(SUPPLIED RECORDS):
>>>>>

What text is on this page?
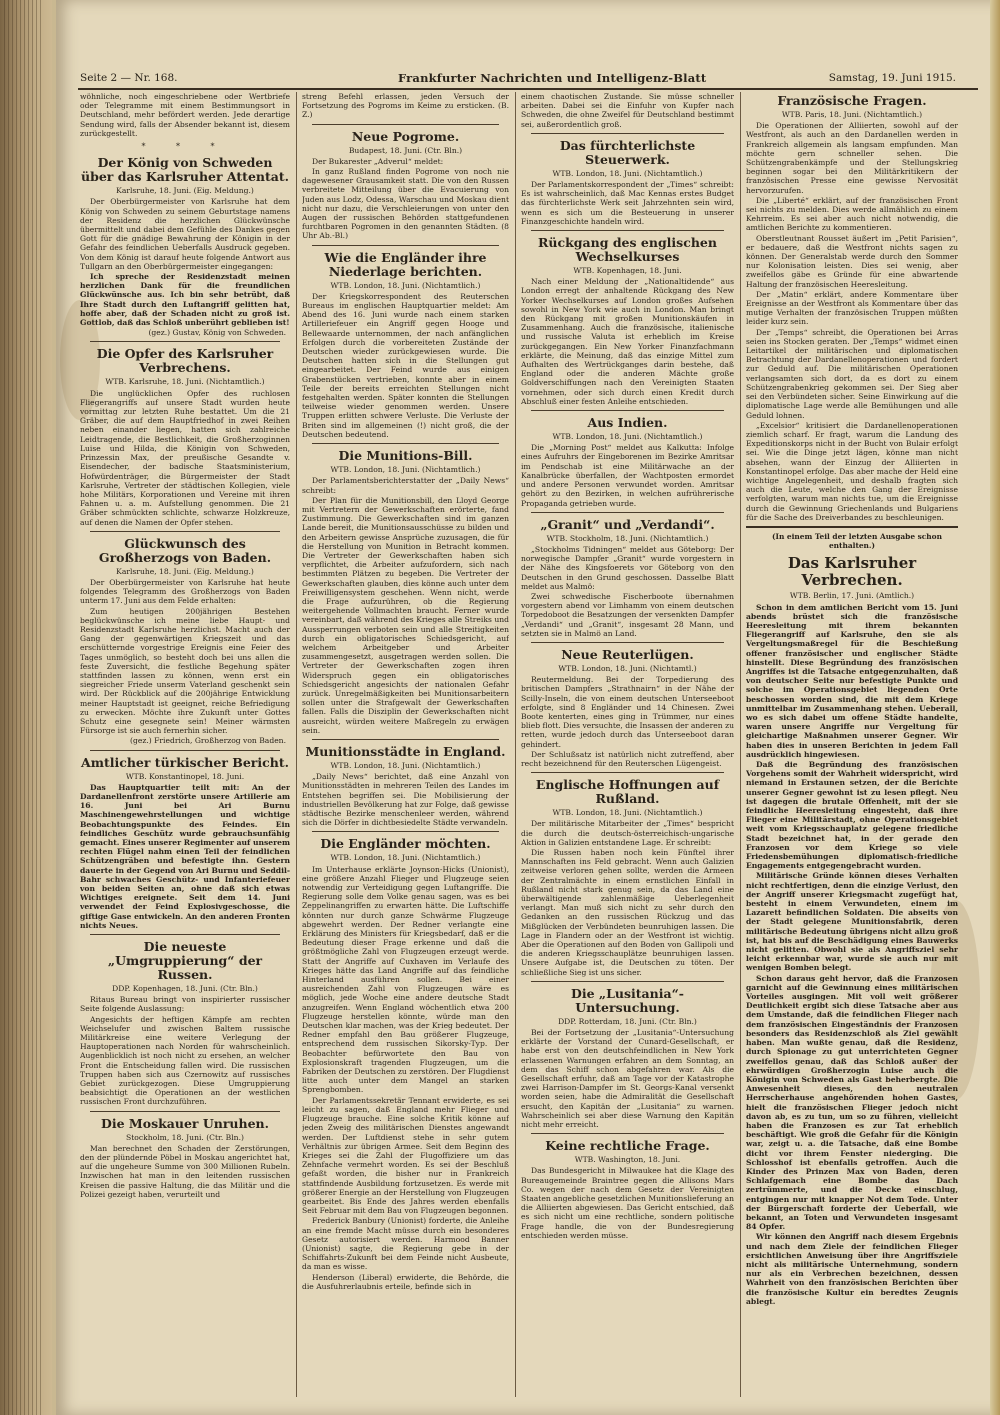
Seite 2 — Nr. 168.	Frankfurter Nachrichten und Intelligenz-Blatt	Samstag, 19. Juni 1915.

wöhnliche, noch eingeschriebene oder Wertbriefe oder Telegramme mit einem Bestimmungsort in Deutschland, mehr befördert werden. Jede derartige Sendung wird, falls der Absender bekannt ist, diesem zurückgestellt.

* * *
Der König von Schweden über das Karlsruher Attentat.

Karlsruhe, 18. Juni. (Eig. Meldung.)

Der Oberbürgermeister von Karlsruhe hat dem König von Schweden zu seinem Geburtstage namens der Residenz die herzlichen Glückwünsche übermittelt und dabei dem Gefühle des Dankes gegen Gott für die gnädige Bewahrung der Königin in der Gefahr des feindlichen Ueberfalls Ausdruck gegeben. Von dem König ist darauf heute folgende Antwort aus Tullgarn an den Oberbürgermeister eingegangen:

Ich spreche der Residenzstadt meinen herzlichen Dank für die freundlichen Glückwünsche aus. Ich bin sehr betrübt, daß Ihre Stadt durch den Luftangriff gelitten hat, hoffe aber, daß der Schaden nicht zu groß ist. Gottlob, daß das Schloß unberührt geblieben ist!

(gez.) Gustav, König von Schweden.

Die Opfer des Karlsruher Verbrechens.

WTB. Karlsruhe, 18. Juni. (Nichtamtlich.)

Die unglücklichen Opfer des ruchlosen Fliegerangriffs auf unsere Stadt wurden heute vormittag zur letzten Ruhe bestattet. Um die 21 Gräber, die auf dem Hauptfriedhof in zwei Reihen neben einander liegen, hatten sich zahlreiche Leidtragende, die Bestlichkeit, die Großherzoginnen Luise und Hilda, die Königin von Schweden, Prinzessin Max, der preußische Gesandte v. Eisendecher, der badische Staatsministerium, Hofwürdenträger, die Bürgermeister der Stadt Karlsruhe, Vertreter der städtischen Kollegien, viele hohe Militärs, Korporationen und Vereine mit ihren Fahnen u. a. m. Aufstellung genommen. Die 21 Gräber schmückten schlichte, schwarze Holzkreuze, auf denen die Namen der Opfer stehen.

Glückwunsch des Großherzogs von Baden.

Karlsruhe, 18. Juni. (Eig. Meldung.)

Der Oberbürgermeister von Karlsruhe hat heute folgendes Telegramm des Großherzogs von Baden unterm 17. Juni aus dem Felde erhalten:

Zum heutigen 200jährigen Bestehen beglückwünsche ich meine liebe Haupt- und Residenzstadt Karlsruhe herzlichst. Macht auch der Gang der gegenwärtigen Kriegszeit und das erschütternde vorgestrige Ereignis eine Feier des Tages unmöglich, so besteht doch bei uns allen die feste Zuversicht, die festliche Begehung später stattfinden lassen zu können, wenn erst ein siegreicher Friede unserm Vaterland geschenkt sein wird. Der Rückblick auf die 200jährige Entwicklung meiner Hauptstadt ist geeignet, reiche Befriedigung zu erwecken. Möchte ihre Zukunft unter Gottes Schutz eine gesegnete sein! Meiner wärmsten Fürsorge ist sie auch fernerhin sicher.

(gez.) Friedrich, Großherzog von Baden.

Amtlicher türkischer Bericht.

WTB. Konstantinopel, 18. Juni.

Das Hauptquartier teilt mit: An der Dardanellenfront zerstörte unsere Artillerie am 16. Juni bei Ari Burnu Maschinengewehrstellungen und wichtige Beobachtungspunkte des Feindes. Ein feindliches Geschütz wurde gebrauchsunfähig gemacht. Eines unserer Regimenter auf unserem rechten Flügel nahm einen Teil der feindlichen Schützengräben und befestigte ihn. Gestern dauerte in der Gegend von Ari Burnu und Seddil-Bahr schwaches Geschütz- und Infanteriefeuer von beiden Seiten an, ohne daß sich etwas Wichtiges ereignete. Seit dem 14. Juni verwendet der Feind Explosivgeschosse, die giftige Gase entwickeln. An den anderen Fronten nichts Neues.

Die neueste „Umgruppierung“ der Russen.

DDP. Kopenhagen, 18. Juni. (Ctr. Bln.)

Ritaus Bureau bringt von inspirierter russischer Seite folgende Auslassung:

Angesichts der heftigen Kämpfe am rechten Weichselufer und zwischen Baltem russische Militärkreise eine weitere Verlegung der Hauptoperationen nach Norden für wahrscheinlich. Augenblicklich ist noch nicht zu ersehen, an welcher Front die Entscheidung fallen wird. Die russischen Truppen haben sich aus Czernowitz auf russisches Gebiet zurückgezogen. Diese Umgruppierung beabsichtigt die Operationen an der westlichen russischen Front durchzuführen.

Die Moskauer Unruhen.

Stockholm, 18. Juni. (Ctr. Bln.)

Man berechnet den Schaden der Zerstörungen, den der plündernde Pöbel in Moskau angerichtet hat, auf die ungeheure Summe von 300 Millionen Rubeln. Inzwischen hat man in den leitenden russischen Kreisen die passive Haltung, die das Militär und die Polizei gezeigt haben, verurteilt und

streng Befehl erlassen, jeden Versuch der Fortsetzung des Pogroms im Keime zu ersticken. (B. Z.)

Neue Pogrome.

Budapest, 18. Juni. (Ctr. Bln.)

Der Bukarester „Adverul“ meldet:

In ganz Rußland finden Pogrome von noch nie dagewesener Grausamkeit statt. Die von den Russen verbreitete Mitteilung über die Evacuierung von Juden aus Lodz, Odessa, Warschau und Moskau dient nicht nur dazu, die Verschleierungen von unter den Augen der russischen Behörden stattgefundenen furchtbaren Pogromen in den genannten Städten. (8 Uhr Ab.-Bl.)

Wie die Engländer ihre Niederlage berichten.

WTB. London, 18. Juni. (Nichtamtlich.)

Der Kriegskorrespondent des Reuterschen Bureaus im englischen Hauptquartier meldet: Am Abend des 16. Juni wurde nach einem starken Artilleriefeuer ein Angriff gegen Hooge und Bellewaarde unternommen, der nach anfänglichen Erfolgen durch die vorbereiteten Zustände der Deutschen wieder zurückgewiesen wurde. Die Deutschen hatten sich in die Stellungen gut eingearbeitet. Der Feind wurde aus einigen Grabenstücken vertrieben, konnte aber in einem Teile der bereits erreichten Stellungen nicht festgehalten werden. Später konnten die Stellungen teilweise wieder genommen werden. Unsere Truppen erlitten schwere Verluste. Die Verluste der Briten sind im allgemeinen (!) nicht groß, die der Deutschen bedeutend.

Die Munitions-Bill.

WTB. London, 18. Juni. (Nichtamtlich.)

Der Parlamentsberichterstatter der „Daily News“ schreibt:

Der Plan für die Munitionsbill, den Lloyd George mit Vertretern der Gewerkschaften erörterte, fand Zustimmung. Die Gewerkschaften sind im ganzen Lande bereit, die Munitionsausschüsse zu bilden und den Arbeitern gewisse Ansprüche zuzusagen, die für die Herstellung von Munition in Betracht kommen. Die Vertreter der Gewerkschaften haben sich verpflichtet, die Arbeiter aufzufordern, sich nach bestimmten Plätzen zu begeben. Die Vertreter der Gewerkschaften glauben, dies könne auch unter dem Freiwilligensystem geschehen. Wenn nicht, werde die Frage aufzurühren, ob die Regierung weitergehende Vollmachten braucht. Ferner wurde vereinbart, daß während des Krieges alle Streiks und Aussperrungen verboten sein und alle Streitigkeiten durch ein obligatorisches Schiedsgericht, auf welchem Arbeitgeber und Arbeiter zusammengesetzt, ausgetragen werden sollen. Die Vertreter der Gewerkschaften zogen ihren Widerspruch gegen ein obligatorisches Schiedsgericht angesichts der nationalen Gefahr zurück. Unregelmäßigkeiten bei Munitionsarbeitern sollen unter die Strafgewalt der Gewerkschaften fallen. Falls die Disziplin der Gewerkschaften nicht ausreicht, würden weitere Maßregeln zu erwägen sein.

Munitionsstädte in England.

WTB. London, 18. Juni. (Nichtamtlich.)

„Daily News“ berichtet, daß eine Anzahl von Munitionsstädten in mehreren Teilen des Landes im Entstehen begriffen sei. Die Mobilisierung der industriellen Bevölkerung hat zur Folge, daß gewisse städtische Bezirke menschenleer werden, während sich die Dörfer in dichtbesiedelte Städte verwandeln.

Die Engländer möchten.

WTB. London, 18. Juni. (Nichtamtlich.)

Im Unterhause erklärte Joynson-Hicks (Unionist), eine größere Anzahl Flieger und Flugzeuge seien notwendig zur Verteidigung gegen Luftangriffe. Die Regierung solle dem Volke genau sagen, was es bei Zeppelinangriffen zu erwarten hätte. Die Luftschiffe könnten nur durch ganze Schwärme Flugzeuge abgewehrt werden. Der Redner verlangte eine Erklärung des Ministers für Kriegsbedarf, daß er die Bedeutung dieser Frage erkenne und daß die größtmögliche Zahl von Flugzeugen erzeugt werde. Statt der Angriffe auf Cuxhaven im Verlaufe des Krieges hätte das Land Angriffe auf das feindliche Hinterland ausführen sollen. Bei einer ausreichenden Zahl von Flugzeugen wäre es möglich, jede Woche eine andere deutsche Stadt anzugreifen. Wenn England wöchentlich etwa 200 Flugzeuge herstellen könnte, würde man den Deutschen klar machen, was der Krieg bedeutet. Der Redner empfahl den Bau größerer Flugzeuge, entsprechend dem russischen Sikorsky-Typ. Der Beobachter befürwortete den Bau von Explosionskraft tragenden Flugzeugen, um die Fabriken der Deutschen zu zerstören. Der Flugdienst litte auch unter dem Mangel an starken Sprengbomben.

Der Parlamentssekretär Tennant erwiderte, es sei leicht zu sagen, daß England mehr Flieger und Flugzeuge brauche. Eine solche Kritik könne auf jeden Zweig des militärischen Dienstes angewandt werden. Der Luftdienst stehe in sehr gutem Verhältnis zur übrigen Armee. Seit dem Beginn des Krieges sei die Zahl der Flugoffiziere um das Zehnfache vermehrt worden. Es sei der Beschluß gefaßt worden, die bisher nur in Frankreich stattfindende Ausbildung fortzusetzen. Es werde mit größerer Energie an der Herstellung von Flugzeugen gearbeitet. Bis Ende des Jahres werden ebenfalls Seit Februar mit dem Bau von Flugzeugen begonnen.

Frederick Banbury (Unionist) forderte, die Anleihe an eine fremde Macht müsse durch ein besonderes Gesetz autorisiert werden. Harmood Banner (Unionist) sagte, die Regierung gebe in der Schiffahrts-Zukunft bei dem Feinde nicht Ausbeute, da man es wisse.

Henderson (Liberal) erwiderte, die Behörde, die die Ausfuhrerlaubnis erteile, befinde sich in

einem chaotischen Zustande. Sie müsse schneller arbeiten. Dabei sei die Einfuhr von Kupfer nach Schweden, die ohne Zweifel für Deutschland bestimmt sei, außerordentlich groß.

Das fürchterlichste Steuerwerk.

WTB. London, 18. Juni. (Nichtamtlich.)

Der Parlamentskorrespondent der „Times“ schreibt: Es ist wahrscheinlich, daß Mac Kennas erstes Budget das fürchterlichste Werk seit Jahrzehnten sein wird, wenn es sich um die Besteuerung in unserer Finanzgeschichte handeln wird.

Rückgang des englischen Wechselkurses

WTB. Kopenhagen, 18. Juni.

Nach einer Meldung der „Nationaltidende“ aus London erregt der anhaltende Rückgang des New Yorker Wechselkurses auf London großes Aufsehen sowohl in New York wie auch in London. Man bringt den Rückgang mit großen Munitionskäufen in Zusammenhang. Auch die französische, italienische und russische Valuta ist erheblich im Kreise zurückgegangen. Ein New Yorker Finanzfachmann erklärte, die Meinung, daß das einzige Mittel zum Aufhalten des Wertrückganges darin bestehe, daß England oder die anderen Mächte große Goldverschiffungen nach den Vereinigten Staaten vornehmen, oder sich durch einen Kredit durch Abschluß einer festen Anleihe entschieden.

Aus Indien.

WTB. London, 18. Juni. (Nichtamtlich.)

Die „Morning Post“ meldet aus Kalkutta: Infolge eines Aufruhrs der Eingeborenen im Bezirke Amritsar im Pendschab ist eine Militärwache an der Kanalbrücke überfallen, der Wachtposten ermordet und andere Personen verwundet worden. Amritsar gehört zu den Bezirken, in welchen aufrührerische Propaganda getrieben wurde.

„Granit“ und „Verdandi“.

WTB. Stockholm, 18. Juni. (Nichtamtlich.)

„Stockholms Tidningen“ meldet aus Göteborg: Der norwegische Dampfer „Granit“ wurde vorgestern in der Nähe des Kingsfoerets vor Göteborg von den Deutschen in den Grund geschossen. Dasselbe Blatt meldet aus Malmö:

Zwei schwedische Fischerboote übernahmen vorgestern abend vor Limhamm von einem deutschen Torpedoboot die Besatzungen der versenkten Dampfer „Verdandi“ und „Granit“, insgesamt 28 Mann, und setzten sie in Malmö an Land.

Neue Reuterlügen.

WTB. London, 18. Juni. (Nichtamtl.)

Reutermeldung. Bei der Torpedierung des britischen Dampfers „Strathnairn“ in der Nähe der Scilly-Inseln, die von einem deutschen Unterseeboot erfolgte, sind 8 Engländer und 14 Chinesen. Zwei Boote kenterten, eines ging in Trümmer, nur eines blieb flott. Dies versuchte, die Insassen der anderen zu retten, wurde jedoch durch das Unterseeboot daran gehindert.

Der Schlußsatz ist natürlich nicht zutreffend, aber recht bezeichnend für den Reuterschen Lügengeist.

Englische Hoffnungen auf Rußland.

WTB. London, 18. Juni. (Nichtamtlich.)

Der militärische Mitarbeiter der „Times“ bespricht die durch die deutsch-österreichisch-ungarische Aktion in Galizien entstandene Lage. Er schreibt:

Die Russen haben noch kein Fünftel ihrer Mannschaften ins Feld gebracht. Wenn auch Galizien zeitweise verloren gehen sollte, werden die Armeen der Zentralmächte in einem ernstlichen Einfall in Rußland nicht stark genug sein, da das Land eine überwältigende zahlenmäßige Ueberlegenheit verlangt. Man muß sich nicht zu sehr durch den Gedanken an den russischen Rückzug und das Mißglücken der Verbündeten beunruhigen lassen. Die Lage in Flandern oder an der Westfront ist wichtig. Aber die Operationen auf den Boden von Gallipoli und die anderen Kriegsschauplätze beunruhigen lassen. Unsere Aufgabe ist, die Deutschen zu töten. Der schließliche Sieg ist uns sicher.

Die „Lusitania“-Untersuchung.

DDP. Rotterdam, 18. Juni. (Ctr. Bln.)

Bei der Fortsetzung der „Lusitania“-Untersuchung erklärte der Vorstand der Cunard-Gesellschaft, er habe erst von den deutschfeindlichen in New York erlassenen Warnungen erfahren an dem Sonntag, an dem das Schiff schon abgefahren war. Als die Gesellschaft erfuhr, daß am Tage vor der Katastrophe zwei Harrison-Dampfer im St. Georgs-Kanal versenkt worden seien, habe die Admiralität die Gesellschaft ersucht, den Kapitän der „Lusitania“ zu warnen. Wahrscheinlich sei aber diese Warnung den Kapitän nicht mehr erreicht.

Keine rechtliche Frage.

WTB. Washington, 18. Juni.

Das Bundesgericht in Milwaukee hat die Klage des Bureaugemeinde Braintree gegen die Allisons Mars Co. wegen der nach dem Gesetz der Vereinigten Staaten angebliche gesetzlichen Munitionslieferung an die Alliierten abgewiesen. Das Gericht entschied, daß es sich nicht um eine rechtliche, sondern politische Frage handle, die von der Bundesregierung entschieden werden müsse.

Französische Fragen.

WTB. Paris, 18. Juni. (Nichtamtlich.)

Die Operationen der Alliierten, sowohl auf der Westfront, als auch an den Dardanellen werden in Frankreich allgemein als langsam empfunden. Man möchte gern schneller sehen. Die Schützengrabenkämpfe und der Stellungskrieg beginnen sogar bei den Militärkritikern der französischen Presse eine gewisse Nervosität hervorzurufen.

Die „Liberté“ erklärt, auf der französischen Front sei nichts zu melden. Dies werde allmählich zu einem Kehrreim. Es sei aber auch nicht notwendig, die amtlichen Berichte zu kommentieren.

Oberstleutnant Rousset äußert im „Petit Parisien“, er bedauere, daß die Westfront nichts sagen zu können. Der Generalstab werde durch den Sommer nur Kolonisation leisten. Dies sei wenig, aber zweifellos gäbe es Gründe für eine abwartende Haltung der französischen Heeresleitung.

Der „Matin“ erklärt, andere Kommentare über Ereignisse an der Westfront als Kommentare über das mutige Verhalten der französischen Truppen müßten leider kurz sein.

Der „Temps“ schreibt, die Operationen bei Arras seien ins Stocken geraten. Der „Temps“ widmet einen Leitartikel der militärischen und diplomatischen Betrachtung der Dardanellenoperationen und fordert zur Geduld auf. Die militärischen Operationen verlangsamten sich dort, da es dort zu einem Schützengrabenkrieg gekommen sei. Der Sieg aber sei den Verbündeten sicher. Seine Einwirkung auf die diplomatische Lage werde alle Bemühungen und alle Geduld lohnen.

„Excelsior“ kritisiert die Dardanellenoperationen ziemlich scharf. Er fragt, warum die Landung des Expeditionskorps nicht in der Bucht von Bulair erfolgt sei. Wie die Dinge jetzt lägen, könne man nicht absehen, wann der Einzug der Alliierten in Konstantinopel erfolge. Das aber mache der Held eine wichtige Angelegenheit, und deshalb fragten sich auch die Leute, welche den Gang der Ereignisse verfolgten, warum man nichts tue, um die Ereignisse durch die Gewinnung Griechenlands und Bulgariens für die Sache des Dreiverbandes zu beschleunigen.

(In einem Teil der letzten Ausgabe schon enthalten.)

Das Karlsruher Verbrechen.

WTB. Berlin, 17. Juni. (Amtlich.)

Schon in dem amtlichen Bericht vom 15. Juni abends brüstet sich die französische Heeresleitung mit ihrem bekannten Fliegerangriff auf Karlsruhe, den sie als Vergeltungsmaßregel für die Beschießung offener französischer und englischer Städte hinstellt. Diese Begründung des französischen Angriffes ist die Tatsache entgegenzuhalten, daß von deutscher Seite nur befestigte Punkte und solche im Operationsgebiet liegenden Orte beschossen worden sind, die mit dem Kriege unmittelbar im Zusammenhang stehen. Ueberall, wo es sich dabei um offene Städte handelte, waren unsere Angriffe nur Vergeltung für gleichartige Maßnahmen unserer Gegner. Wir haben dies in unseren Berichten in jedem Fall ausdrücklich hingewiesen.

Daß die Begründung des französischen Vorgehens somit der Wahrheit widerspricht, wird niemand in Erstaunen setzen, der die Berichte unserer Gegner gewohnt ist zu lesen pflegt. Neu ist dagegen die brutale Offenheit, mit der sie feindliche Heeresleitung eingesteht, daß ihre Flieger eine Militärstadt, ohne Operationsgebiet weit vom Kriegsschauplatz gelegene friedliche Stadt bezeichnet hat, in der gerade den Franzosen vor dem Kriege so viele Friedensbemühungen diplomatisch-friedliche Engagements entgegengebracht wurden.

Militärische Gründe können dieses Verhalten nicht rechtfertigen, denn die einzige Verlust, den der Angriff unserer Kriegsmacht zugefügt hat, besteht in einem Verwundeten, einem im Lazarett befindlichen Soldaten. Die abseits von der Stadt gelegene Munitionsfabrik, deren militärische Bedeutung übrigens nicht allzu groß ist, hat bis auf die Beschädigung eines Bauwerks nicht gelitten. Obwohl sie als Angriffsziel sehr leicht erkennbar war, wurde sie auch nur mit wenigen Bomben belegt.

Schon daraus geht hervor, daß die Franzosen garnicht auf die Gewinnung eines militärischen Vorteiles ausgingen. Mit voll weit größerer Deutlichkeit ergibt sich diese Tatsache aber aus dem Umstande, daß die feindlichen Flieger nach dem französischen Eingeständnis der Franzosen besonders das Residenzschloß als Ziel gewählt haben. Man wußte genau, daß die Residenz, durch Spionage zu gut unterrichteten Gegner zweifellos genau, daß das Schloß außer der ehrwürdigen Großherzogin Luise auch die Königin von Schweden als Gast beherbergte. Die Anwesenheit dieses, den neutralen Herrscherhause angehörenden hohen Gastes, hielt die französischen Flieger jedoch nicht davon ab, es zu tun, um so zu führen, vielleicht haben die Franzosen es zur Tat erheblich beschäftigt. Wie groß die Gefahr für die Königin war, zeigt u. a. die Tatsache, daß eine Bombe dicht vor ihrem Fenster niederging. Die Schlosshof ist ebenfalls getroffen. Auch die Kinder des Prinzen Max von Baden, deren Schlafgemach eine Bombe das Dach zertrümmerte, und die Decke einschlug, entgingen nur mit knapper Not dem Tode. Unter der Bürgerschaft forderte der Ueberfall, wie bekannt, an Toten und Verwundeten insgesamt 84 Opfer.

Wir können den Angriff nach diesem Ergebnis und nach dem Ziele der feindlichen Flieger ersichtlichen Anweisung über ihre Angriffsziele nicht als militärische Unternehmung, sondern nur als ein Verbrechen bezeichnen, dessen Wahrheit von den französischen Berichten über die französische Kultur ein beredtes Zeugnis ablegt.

<<<<<

(WHAT IS EXPECTED): Scan the listing above for the word "Daily" and copy every line that holds it.

(YOUR SOLUTION):
Der Parlamentsberichterstatter der „Daily News“ schreibt:
„Daily News“ berichtet, daß eine Anzahl von Munitionsstädten in mehreren Teilen des Landes im Entstehen begriffen sei. Die Mobilisierung der industriellen Bevölkerung hat zur Folge, daß gewisse städtische Bezirke menschenleer werden, während sich die Dörfer in dichtbesiedelte Städte verwandeln.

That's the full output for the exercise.